#### AIM:
Reproduce the listing verbatim.

#### MATERIAL SHOWN:
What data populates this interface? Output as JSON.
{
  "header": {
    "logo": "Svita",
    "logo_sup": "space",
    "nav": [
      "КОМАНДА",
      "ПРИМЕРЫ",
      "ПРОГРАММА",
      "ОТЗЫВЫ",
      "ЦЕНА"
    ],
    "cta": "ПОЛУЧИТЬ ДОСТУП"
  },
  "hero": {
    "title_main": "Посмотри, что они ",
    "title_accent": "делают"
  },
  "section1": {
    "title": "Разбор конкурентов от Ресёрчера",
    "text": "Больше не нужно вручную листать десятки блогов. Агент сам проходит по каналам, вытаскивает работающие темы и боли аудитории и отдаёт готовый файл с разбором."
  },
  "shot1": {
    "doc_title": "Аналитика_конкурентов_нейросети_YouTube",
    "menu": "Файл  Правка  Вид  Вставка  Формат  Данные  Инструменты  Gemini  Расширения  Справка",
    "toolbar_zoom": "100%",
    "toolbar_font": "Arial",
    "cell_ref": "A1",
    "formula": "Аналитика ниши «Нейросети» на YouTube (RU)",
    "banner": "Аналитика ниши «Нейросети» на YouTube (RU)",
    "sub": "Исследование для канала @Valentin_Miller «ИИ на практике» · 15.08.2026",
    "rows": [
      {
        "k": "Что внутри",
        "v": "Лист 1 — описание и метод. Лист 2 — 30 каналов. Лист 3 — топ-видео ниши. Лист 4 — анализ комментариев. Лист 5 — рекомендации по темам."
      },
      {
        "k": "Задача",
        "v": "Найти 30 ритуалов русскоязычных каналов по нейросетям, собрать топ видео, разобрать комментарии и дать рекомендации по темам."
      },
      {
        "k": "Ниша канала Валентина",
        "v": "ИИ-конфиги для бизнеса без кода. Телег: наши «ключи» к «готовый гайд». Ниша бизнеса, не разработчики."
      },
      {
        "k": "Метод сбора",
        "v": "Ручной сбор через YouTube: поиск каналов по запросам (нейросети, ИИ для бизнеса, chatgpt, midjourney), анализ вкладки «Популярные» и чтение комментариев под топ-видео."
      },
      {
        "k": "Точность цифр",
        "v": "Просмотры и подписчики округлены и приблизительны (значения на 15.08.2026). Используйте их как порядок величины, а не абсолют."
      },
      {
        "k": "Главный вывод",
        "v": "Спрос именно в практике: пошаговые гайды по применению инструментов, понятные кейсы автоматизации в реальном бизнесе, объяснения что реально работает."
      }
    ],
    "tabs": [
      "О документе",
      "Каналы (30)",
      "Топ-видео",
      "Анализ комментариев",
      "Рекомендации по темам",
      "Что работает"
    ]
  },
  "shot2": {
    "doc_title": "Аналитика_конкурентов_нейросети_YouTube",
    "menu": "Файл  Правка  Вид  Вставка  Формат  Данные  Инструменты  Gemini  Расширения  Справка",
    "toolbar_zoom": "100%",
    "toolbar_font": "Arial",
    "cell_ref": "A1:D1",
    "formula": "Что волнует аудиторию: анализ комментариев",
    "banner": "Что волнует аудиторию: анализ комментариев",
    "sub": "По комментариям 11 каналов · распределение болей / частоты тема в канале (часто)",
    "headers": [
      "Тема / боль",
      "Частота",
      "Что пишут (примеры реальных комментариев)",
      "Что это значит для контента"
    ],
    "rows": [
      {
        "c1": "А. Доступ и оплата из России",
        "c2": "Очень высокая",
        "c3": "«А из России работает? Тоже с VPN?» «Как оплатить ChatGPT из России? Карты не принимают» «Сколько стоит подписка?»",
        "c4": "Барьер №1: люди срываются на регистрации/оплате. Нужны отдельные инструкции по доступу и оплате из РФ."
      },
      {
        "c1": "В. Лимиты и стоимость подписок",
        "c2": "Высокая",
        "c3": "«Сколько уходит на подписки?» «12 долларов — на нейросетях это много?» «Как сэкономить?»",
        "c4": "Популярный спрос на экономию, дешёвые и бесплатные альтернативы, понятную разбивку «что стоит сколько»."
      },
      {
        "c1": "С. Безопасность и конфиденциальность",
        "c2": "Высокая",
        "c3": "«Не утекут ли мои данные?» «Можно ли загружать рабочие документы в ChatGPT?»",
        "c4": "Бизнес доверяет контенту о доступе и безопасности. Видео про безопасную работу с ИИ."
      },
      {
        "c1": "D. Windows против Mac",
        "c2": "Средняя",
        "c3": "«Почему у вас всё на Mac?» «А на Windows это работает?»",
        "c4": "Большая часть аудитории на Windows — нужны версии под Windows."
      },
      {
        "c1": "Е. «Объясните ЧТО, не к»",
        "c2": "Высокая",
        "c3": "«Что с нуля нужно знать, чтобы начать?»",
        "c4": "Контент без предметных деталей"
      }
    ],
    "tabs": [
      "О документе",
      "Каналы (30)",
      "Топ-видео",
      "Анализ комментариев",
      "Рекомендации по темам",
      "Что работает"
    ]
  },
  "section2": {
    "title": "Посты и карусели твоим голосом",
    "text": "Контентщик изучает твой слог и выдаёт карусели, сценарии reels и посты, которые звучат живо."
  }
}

#### EXERCISE RESULT:
What data populates this interface? Output as JSON.
{
  "header": {
    "logo": "Svita",
    "logo_sup": "space",
    "nav": [
      "КОМАНДА",
      "ПРИМЕРЫ",
      "ПРОГРАММА",
      "ОТЗЫВЫ",
      "ЦЕНА"
    ],
    "cta": "ПОЛУЧИТЬ ДОСТУП"
  },
  "hero": {
    "title_main": "Посмотри, что они ",
    "title_accent": "делают"
  },
  "section1": {
    "title": "Разбор конкурентов от Ресёрчера",
    "text": "Больше не нужно вручную листать десятки блогов. Агент сам проходит по каналам, вытаскивает работающие темы и боли аудитории и отдаёт готовый файл с разбором."
  },
  "shot1": {
    "doc_title": "Аналитика_конкурентов_нейросети_YouTube",
    "menu": "Файл  Правка  Вид  Вставка  Формат  Данные  Инструменты  Gemini  Расширения  Справка",
    "toolbar_zoom": "100%",
    "toolbar_font": "Arial",
    "cell_ref": "A1",
    "formula": "Аналитика ниши «Нейросети» на YouTube (RU)",
    "banner": "Аналитика ниши «Нейросети» на YouTube (RU)",
    "sub": "Исследование для канала @Valentin_Miller «ИИ на практике» · 15.08.2026",
    "rows": [
      {
        "k": "Что внутри",
        "v": "Лист 1 — описание и метод. Лист 2 — 30 каналов. Лист 3 — топ-видео ниши. Лист 4 — анализ комментариев. Лист 5 — рекомендации по темам."
      },
      {
        "k": "Задача",
        "v": "Найти 30 ритуалов русскоязычных каналов по нейросетям, собрать топ видео, разобрать комментарии и дать рекомендации по темам."
      },
      {
        "k": "Ниша канала Валентина",
        "v": "ИИ-конфиги для бизнеса без кода. Телег: наши «ключи» к «готовый гайд». Ниша бизнеса, не разработчики."
      },
      {
        "k": "Метод сбора",
        "v": "Ручной сбор через YouTube: поиск каналов по запросам (нейросети, ИИ для бизнеса, chatgpt, midjourney), анализ вкладки «Популярные» и чтение комментариев под топ-видео."
      },
      {
        "k": "Точность цифр",
        "v": "Просмотры и подписчики округлены и приблизительны (значения на 15.08.2026). Используйте их как порядок величины, а не абсолют."
      },
      {
        "k": "Главный вывод",
        "v": "Спрос именно в практике: пошаговые гайды по применению инструментов, понятные кейсы автоматизации в реальном бизнесе, объяснения что реально работает."
      }
    ],
    "tabs": [
      "О документе",
      "Каналы (30)",
      "Топ-видео",
      "Анализ комментариев",
      "Рекомендации по темам",
      "Что работает"
    ]
  },
  "shot2": {
    "doc_title": "Аналитика_конкурентов_нейросети_YouTube",
    "menu": "Файл  Правка  Вид  Вставка  Формат  Данные  Инструменты  Gemini  Расширения  Справка",
    "toolbar_zoom": "100%",
    "toolbar_font": "Arial",
    "cell_ref": "A1:D1",
    "formula": "Что волнует аудиторию: анализ комментариев",
    "banner": "Что волнует аудиторию: анализ комментариев",
    "sub": "По комментариям 11 каналов · распределение болей / частоты тема в канале (часто)",
    "headers": [
      "Тема / боль",
      "Частота",
      "Что пишут (примеры реальных комментариев)",
      "Что это значит для контента"
    ],
    "rows": [
      {
        "c1": "А. Доступ и оплата из России",
        "c2": "Очень высокая",
        "c3": "«А из России работает? Тоже с VPN?» «Как оплатить ChatGPT из России? Карты не принимают» «Сколько стоит подписка?»",
        "c4": "Барьер №1: люди срываются на регистрации/оплате. Нужны отдельные инструкции по доступу и оплате из РФ."
      },
      {
        "c1": "В. Лимиты и стоимость подписок",
        "c2": "Высокая",
        "c3": "«Сколько уходит на подписки?» «12 долларов — на нейросетях это много?» «Как сэкономить?»",
        "c4": "Популярный спрос на экономию, дешёвые и бесплатные альтернативы, понятную разбивку «что стоит сколько»."
      },
      {
        "c1": "С. Безопасность и конфиденциальность",
        "c2": "Высокая",
        "c3": "«Не утекут ли мои данные?» «Можно ли загружать рабочие документы в ChatGPT?»",
        "c4": "Бизнес доверяет контенту о доступе и безопасности. Видео про безопасную работу с ИИ."
      },
      {
        "c1": "D. Windows против Mac",
        "c2": "Средняя",
        "c3": "«Почему у вас всё на Mac?» «А на Windows это работает?»",
        "c4": "Большая часть аудитории на Windows — нужны версии под Windows."
      },
      {
        "c1": "Е. «Объясните ЧТО, не к»",
        "c2": "Высокая",
        "c3": "«Что с нуля нужно знать, чтобы начать?»",
        "c4": "Контент без предметных деталей"
      }
    ],
    "tabs": [
      "О документе",
      "Каналы (30)",
      "Топ-видео",
      "Анализ комментариев",
      "Рекомендации по темам",
      "Что работает"
    ]
  },
  "section2": {
    "title": "Посты и карусели твоим голосом",
    "text": "Контентщик изучает твой слог и выдаёт карусели, сценарии reels и посты, которые звучат живо."
  }
}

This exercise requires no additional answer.